Task requirements :: Copy, from the entries below, each line where the word "receiving" can be found.

Supplied records ::
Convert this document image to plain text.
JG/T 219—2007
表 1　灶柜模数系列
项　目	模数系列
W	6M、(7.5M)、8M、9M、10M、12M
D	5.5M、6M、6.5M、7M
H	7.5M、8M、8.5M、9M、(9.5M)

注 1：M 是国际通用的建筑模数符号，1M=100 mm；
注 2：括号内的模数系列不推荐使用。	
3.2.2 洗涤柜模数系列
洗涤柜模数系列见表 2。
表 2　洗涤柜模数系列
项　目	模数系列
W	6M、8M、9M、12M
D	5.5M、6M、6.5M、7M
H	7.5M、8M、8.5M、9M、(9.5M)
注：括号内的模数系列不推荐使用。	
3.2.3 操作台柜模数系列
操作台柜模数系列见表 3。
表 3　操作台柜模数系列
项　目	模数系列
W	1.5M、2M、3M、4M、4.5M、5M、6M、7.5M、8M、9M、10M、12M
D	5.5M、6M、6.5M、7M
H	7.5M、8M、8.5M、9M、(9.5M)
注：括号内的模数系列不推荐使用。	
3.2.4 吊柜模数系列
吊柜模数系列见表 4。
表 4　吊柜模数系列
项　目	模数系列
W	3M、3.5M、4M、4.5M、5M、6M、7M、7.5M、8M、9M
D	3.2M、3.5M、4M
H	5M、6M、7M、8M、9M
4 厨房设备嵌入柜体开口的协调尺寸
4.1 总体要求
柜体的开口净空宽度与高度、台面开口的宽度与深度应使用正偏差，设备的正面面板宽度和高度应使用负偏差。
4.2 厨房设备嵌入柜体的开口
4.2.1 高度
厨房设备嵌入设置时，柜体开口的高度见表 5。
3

==

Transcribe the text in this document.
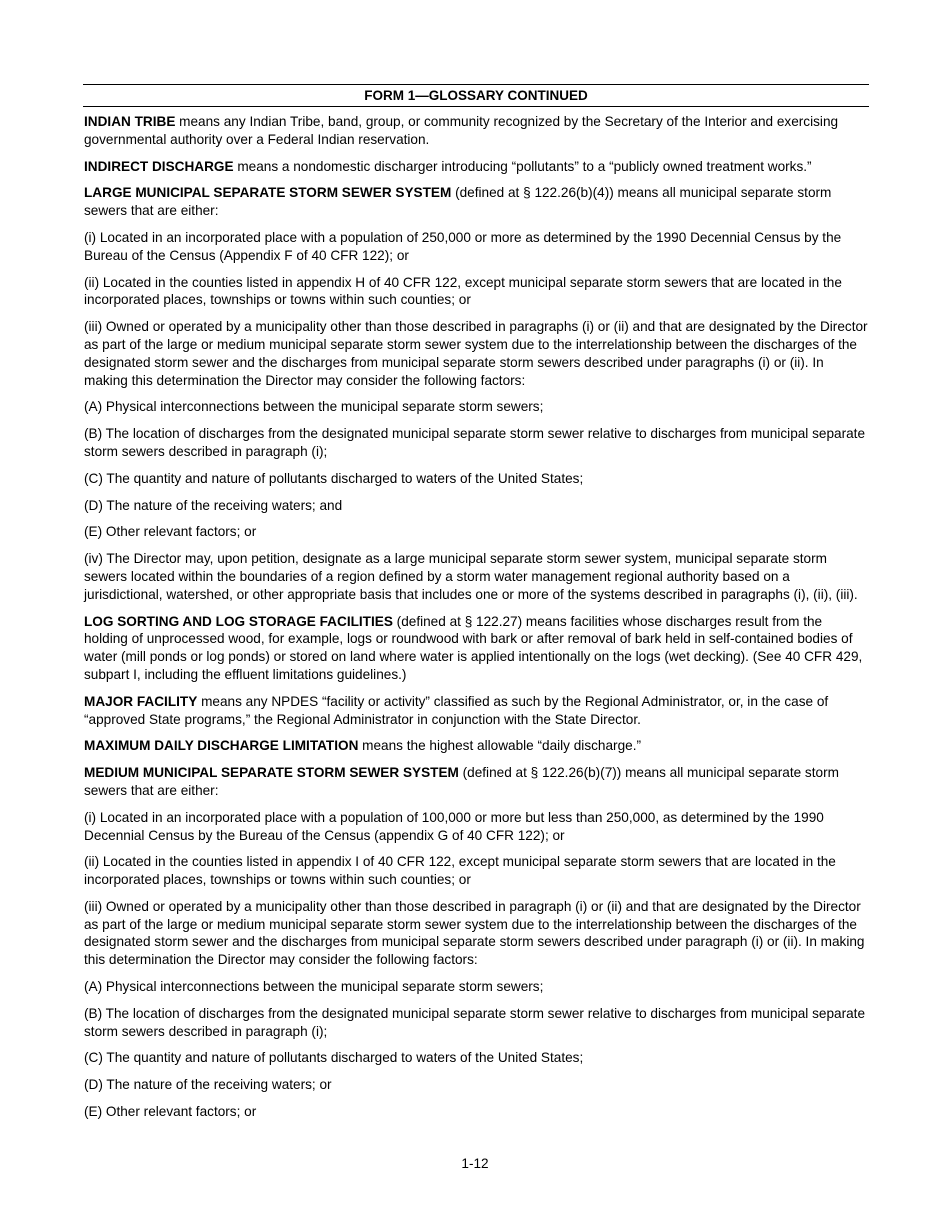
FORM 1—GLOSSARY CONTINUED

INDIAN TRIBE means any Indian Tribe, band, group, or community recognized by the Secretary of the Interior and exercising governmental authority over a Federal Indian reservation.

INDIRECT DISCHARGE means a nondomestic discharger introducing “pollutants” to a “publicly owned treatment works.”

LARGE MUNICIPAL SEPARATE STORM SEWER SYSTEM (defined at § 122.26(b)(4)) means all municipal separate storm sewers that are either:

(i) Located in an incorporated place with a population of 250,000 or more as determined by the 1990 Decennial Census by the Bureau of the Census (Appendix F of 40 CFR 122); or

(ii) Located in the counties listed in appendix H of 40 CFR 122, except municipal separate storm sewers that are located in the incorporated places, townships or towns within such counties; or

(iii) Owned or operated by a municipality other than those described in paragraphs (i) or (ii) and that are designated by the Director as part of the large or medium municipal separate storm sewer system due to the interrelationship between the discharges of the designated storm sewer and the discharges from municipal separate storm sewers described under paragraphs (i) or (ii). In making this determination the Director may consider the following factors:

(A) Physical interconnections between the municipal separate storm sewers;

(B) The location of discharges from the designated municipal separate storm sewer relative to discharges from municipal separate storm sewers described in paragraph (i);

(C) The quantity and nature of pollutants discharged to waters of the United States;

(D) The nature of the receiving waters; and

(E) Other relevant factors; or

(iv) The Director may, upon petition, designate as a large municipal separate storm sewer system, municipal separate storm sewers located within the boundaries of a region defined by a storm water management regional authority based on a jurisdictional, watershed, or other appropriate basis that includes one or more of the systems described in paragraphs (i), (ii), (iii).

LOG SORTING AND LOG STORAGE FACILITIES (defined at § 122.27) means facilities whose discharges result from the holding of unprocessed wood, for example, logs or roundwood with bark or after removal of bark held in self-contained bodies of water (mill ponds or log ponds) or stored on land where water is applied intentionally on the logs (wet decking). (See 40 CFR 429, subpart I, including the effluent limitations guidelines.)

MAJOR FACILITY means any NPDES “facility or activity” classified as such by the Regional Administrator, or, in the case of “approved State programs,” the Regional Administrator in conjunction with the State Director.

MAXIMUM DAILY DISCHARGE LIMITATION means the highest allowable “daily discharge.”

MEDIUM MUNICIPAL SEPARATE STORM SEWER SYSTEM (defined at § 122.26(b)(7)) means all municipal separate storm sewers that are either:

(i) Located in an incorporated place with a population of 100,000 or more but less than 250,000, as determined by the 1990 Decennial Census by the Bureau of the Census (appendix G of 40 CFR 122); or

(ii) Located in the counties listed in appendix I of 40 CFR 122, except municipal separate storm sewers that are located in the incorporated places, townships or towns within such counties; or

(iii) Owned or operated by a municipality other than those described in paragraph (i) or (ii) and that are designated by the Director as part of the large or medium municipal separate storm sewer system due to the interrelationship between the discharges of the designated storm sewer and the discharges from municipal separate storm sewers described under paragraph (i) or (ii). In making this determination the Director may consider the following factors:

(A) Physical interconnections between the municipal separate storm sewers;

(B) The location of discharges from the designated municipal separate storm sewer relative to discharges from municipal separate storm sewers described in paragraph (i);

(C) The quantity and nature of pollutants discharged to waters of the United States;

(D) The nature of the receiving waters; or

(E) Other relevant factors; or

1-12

Answer to the problem ::
(D) The nature of the receiving waters; and
(D) The nature of the receiving waters; or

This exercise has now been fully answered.